*** Records to use Section Begins ***
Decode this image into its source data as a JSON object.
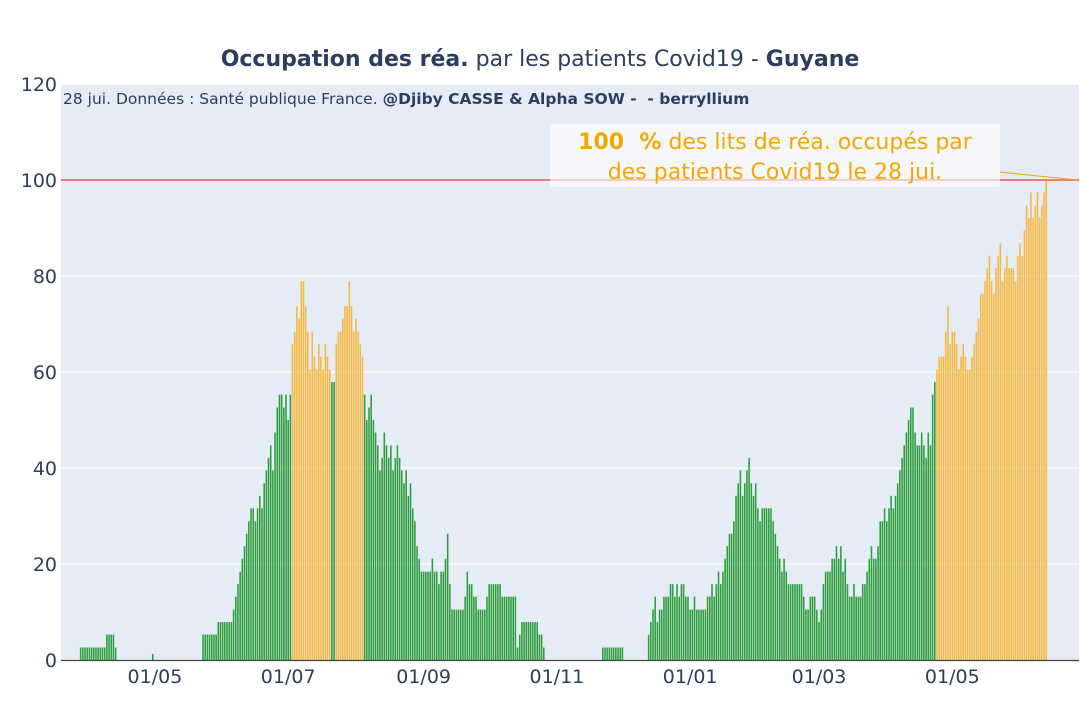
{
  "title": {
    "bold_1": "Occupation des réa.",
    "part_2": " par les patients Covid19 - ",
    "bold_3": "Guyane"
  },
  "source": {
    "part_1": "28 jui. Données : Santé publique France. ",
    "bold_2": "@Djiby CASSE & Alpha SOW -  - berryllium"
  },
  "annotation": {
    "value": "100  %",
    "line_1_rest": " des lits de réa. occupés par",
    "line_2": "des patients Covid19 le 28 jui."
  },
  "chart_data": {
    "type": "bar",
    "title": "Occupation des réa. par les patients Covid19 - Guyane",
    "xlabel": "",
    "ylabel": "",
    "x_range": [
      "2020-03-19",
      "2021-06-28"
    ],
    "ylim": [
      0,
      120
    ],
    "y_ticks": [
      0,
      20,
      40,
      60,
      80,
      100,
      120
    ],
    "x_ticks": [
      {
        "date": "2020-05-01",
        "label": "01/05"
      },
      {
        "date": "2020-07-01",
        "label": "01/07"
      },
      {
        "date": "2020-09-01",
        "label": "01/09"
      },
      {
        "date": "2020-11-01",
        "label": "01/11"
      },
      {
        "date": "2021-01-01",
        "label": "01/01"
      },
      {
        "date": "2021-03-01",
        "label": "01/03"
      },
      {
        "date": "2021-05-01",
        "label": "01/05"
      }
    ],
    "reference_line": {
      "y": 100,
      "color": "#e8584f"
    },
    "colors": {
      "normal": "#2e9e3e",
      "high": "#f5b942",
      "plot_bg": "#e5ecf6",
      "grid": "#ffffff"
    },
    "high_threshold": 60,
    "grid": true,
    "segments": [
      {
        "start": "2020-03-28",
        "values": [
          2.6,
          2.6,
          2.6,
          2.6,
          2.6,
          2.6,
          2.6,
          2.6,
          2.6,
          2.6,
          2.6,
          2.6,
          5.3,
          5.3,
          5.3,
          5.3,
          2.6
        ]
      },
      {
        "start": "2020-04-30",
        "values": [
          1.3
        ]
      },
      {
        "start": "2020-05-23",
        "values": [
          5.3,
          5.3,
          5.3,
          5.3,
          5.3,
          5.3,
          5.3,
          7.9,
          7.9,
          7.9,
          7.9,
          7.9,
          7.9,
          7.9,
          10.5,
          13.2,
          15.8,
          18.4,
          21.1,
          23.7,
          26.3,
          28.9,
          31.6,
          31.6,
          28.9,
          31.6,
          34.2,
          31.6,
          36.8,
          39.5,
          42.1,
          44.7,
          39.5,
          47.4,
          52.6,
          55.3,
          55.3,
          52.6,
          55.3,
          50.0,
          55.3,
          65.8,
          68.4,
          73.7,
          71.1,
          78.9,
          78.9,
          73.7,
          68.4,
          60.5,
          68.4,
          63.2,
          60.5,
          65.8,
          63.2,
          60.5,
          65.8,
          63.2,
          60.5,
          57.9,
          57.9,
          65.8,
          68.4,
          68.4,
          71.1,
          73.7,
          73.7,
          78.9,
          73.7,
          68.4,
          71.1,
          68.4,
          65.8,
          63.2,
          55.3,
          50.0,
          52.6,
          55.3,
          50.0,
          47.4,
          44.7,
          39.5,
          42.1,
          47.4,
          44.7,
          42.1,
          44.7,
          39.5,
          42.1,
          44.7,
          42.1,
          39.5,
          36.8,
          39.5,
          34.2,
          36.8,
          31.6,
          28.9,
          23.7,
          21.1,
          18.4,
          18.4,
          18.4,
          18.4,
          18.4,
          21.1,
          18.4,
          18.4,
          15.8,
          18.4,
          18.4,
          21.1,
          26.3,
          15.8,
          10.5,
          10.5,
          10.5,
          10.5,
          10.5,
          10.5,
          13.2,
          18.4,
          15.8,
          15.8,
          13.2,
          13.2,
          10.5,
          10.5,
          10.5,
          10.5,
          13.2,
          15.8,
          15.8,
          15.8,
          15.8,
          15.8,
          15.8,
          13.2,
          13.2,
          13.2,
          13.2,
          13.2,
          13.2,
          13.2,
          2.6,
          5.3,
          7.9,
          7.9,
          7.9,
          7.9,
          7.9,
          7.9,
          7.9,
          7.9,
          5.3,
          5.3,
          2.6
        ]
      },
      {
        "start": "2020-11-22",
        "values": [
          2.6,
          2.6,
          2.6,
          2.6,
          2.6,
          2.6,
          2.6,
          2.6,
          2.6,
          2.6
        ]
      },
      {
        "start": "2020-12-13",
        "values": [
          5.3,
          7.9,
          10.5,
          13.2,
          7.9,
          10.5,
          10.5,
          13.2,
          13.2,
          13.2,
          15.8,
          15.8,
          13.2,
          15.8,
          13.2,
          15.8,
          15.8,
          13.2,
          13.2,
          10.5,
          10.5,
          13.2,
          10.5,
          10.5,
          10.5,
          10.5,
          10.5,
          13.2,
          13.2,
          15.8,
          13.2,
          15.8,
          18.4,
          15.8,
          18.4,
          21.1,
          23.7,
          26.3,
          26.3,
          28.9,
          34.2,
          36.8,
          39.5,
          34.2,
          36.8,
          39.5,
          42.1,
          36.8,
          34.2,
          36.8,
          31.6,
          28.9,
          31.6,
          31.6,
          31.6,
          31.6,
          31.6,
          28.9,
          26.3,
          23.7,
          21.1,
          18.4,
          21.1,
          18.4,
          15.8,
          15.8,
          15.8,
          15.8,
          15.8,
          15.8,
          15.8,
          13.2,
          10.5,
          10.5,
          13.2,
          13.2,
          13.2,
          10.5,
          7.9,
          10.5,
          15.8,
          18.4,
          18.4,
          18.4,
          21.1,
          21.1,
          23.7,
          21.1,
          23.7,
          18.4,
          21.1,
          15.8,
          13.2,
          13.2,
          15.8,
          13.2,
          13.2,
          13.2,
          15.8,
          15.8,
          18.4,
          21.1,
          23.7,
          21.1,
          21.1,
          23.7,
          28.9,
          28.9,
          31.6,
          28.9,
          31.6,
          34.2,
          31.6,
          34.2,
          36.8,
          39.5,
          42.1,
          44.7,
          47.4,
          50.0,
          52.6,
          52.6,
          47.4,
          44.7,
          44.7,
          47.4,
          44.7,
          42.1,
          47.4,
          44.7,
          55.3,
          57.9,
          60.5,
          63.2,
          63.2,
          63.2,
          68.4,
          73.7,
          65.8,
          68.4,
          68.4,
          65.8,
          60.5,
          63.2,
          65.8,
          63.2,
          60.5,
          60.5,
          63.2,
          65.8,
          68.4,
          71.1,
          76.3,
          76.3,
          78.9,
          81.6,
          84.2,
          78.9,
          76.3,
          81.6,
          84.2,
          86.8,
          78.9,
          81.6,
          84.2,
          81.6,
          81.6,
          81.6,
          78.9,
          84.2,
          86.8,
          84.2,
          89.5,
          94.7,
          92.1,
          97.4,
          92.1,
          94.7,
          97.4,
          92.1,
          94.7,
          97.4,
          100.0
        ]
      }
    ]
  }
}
*** Records to use Section Ends ***
## Task directions
The lines to return are those in the records above that hold the word "Occupation".

## Answer to this task
    "bold_1": "Occupation des réa.",
    "title": "Occupation des réa. par les patients Covid19 - Guyane",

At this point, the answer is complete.